» YOUR TASK
Extract all lines that hold "illegal" from the records below.

» DATA FOR THE TASK

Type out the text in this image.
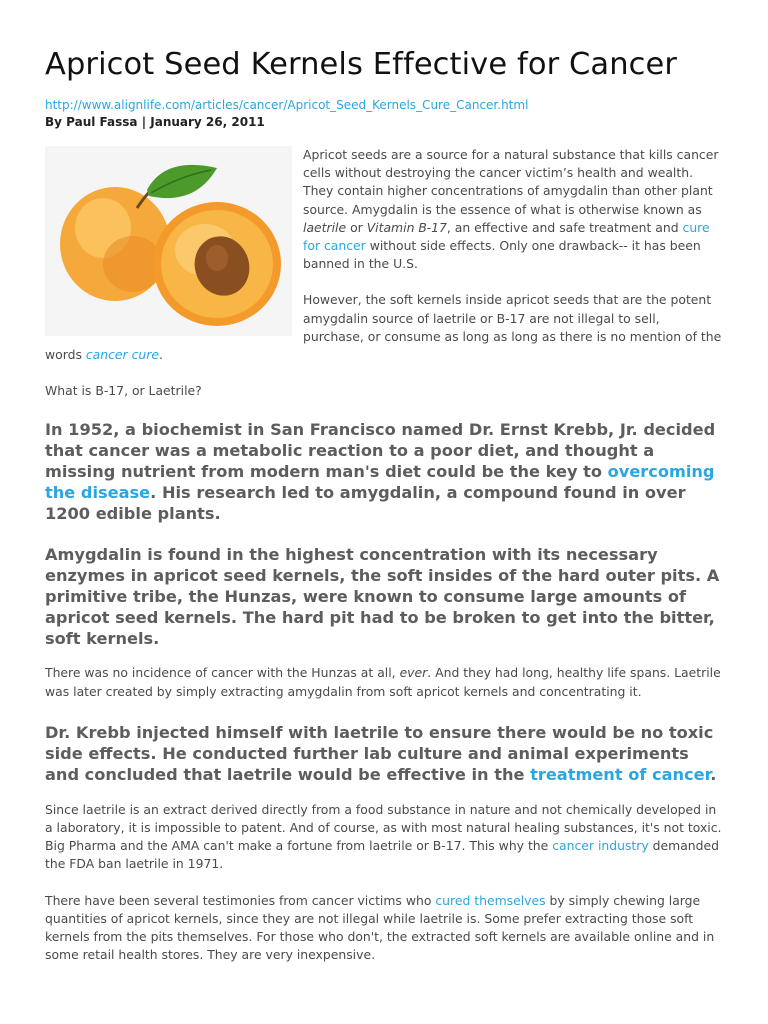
Apricot Seed Kernels Effective for Cancer
http://www.alignlife.com/articles/cancer/Apricot_Seed_Kernels_Cure_Cancer.html
By Paul Fassa | January 26, 2011

Apricot seeds are a source for a natural substance that kills cancer cells without destroying the cancer victim’s health and wealth. They contain higher concentrations of amygdalin than other plant source. Amygdalin is the essence of what is otherwise known as laetrile or Vitamin B-17, an effective and safe treatment and cure for cancer without side effects. Only one drawback-- it has been banned in the U.S.

However, the soft kernels inside apricot seeds that are the potent amygdalin source of laetrile or B-17 are not illegal to sell, purchase, or consume as long as long as there is no mention of the words cancer cure.

What is B-17, or Laetrile?

In 1952, a biochemist in San Francisco named Dr. Ernst Krebb, Jr. decided that cancer was a metabolic reaction to a poor diet, and thought a missing nutrient from modern man's diet could be the key to overcoming the disease. His research led to amygdalin, a compound found in over 1200 edible plants.

Amygdalin is found in the highest concentration with its necessary enzymes in apricot seed kernels, the soft insides of the hard outer pits. A primitive tribe, the Hunzas, were known to consume large amounts of apricot seed kernels. The hard pit had to be broken to get into the bitter, soft kernels.

There was no incidence of cancer with the Hunzas at all, ever. And they had long, healthy life spans. Laetrile was later created by simply extracting amygdalin from soft apricot kernels and concentrating it.

Dr. Krebb injected himself with laetrile to ensure there would be no toxic side effects. He conducted further lab culture and animal experiments and concluded that laetrile would be effective in the treatment of cancer.

Since laetrile is an extract derived directly from a food substance in nature and not chemically developed in a laboratory, it is impossible to patent. And of course, as with most natural healing substances, it's not toxic. Big Pharma and the AMA can't make a fortune from laetrile or B-17. This why the cancer industry demanded the FDA ban laetrile in 1971.

There have been several testimonies from cancer victims who cured themselves by simply chewing large quantities of apricot kernels, since they are not illegal while laetrile is. Some prefer extracting those soft kernels from the pits themselves. For those who don't, the extracted soft kernels are available online and in some retail health stores. They are very inexpensive.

» WRITTEN RESPONSE
However, the soft kernels inside apricot seeds that are the potent amygdalin source of laetrile or B-17 are not illegal to sell, purchase, or consume as long as long as there is no mention of the words cancer cure.
There have been several testimonies from cancer victims who cured themselves by simply chewing large quantities of apricot kernels, since they are not illegal while laetrile is. Some prefer extracting those soft kernels from the pits themselves. For those who don't, the extracted soft kernels are available online and in some retail health stores. They are very inexpensive.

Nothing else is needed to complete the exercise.